[REQUEST]: Write out the whole listing, matching it exactly.

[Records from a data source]
⟨

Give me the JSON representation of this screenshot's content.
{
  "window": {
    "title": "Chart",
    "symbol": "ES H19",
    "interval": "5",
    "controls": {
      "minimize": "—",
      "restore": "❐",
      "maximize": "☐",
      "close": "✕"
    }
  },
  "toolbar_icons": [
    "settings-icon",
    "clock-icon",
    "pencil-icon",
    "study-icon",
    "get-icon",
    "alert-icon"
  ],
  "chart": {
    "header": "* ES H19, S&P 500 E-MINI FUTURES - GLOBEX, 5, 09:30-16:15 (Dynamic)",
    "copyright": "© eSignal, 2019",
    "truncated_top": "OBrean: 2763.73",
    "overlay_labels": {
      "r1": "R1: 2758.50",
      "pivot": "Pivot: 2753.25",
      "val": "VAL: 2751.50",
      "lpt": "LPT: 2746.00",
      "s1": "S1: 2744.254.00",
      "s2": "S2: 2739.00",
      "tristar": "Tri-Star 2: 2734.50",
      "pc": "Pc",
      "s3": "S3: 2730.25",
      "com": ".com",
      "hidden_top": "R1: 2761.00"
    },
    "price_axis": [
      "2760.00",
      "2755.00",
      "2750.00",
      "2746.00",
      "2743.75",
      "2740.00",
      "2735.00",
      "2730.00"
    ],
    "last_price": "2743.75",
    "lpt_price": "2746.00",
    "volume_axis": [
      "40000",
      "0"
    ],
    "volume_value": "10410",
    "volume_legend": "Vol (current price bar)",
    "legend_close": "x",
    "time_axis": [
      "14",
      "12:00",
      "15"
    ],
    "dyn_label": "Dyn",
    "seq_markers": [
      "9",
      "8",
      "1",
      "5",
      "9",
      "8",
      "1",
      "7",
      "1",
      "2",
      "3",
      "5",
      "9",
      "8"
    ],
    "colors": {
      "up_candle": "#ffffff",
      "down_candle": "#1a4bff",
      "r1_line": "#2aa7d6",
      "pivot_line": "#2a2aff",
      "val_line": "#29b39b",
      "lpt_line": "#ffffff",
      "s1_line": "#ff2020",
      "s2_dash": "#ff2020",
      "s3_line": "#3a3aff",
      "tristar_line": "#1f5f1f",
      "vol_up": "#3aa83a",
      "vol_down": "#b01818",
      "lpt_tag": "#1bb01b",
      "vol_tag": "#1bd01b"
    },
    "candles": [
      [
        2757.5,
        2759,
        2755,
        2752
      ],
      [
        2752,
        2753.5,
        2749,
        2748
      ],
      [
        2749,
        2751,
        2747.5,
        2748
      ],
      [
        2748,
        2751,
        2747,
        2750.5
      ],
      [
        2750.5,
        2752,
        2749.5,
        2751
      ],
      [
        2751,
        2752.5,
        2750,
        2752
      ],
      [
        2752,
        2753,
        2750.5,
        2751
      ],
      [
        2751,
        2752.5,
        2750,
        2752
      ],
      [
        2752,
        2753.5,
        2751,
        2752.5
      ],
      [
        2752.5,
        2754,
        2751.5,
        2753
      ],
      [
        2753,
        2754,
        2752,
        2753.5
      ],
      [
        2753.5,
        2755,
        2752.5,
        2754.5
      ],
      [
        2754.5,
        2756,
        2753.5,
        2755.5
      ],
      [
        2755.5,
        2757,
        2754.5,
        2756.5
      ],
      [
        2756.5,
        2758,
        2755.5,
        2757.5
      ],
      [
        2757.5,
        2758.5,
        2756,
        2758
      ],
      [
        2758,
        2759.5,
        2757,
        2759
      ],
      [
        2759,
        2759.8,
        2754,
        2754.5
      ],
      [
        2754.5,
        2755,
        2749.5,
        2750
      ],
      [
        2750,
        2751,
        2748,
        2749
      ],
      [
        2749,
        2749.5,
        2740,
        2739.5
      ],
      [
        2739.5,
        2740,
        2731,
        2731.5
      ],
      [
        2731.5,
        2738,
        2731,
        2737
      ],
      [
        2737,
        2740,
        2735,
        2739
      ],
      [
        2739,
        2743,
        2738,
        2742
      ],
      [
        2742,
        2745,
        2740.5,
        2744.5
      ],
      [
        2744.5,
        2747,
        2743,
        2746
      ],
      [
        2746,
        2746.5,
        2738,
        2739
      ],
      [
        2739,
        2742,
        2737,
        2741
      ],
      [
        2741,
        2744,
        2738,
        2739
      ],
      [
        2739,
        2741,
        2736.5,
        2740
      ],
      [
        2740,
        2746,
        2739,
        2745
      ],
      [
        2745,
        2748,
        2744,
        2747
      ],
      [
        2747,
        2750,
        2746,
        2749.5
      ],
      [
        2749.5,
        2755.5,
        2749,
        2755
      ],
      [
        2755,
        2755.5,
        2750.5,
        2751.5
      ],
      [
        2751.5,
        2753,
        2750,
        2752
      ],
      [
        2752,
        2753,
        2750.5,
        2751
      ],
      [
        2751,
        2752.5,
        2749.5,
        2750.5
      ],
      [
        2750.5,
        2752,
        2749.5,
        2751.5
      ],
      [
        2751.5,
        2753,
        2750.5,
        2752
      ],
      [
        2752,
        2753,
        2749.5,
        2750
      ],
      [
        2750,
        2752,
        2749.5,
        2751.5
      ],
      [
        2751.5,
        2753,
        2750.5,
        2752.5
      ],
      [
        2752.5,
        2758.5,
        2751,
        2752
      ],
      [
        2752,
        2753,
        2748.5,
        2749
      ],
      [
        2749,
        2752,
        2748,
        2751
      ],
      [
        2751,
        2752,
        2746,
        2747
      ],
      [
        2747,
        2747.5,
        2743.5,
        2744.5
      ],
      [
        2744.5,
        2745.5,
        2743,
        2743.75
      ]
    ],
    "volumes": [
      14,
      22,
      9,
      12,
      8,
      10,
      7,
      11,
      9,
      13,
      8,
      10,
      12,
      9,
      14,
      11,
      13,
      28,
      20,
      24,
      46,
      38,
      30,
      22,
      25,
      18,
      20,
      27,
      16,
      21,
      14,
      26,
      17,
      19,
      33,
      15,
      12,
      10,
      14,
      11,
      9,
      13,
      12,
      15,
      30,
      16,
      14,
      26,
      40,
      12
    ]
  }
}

⟩

[EXERCISE ANSWER]:
Give me the JSON representation of this screenshot's content.
{
  "window": {
    "title": "Chart",
    "symbol": "ES H19",
    "interval": "5",
    "controls": {
      "minimize": "—",
      "restore": "❐",
      "maximize": "☐",
      "close": "✕"
    }
  },
  "toolbar_icons": [
    "settings-icon",
    "clock-icon",
    "pencil-icon",
    "study-icon",
    "get-icon",
    "alert-icon"
  ],
  "chart": {
    "header": "* ES H19, S&P 500 E-MINI FUTURES - GLOBEX, 5, 09:30-16:15 (Dynamic)",
    "copyright": "© eSignal, 2019",
    "truncated_top": "OBrean: 2763.73",
    "overlay_labels": {
      "r1": "R1: 2758.50",
      "pivot": "Pivot: 2753.25",
      "val": "VAL: 2751.50",
      "lpt": "LPT: 2746.00",
      "s1": "S1: 2744.254.00",
      "s2": "S2: 2739.00",
      "tristar": "Tri-Star 2: 2734.50",
      "pc": "Pc",
      "s3": "S3: 2730.25",
      "com": ".com",
      "hidden_top": "R1: 2761.00"
    },
    "price_axis": [
      "2760.00",
      "2755.00",
      "2750.00",
      "2746.00",
      "2743.75",
      "2740.00",
      "2735.00",
      "2730.00"
    ],
    "last_price": "2743.75",
    "lpt_price": "2746.00",
    "volume_axis": [
      "40000",
      "0"
    ],
    "volume_value": "10410",
    "volume_legend": "Vol (current price bar)",
    "legend_close": "x",
    "time_axis": [
      "14",
      "12:00",
      "15"
    ],
    "dyn_label": "Dyn",
    "seq_markers": [
      "9",
      "8",
      "1",
      "5",
      "9",
      "8",
      "1",
      "7",
      "1",
      "2",
      "3",
      "5",
      "9",
      "8"
    ],
    "colors": {
      "up_candle": "#ffffff",
      "down_candle": "#1a4bff",
      "r1_line": "#2aa7d6",
      "pivot_line": "#2a2aff",
      "val_line": "#29b39b",
      "lpt_line": "#ffffff",
      "s1_line": "#ff2020",
      "s2_dash": "#ff2020",
      "s3_line": "#3a3aff",
      "tristar_line": "#1f5f1f",
      "vol_up": "#3aa83a",
      "vol_down": "#b01818",
      "lpt_tag": "#1bb01b",
      "vol_tag": "#1bd01b"
    },
    "candles": [
      [
        2757.5,
        2759,
        2755,
        2752
      ],
      [
        2752,
        2753.5,
        2749,
        2748
      ],
      [
        2749,
        2751,
        2747.5,
        2748
      ],
      [
        2748,
        2751,
        2747,
        2750.5
      ],
      [
        2750.5,
        2752,
        2749.5,
        2751
      ],
      [
        2751,
        2752.5,
        2750,
        2752
      ],
      [
        2752,
        2753,
        2750.5,
        2751
      ],
      [
        2751,
        2752.5,
        2750,
        2752
      ],
      [
        2752,
        2753.5,
        2751,
        2752.5
      ],
      [
        2752.5,
        2754,
        2751.5,
        2753
      ],
      [
        2753,
        2754,
        2752,
        2753.5
      ],
      [
        2753.5,
        2755,
        2752.5,
        2754.5
      ],
      [
        2754.5,
        2756,
        2753.5,
        2755.5
      ],
      [
        2755.5,
        2757,
        2754.5,
        2756.5
      ],
      [
        2756.5,
        2758,
        2755.5,
        2757.5
      ],
      [
        2757.5,
        2758.5,
        2756,
        2758
      ],
      [
        2758,
        2759.5,
        2757,
        2759
      ],
      [
        2759,
        2759.8,
        2754,
        2754.5
      ],
      [
        2754.5,
        2755,
        2749.5,
        2750
      ],
      [
        2750,
        2751,
        2748,
        2749
      ],
      [
        2749,
        2749.5,
        2740,
        2739.5
      ],
      [
        2739.5,
        2740,
        2731,
        2731.5
      ],
      [
        2731.5,
        2738,
        2731,
        2737
      ],
      [
        2737,
        2740,
        2735,
        2739
      ],
      [
        2739,
        2743,
        2738,
        2742
      ],
      [
        2742,
        2745,
        2740.5,
        2744.5
      ],
      [
        2744.5,
        2747,
        2743,
        2746
      ],
      [
        2746,
        2746.5,
        2738,
        2739
      ],
      [
        2739,
        2742,
        2737,
        2741
      ],
      [
        2741,
        2744,
        2738,
        2739
      ],
      [
        2739,
        2741,
        2736.5,
        2740
      ],
      [
        2740,
        2746,
        2739,
        2745
      ],
      [
        2745,
        2748,
        2744,
        2747
      ],
      [
        2747,
        2750,
        2746,
        2749.5
      ],
      [
        2749.5,
        2755.5,
        2749,
        2755
      ],
      [
        2755,
        2755.5,
        2750.5,
        2751.5
      ],
      [
        2751.5,
        2753,
        2750,
        2752
      ],
      [
        2752,
        2753,
        2750.5,
        2751
      ],
      [
        2751,
        2752.5,
        2749.5,
        2750.5
      ],
      [
        2750.5,
        2752,
        2749.5,
        2751.5
      ],
      [
        2751.5,
        2753,
        2750.5,
        2752
      ],
      [
        2752,
        2753,
        2749.5,
        2750
      ],
      [
        2750,
        2752,
        2749.5,
        2751.5
      ],
      [
        2751.5,
        2753,
        2750.5,
        2752.5
      ],
      [
        2752.5,
        2758.5,
        2751,
        2752
      ],
      [
        2752,
        2753,
        2748.5,
        2749
      ],
      [
        2749,
        2752,
        2748,
        2751
      ],
      [
        2751,
        2752,
        2746,
        2747
      ],
      [
        2747,
        2747.5,
        2743.5,
        2744.5
      ],
      [
        2744.5,
        2745.5,
        2743,
        2743.75
      ]
    ],
    "volumes": [
      14,
      22,
      9,
      12,
      8,
      10,
      7,
      11,
      9,
      13,
      8,
      10,
      12,
      9,
      14,
      11,
      13,
      28,
      20,
      24,
      46,
      38,
      30,
      22,
      25,
      18,
      20,
      27,
      16,
      21,
      14,
      26,
      17,
      19,
      33,
      15,
      12,
      10,
      14,
      11,
      9,
      13,
      12,
      15,
      30,
      16,
      14,
      26,
      40,
      12
    ]
  }
}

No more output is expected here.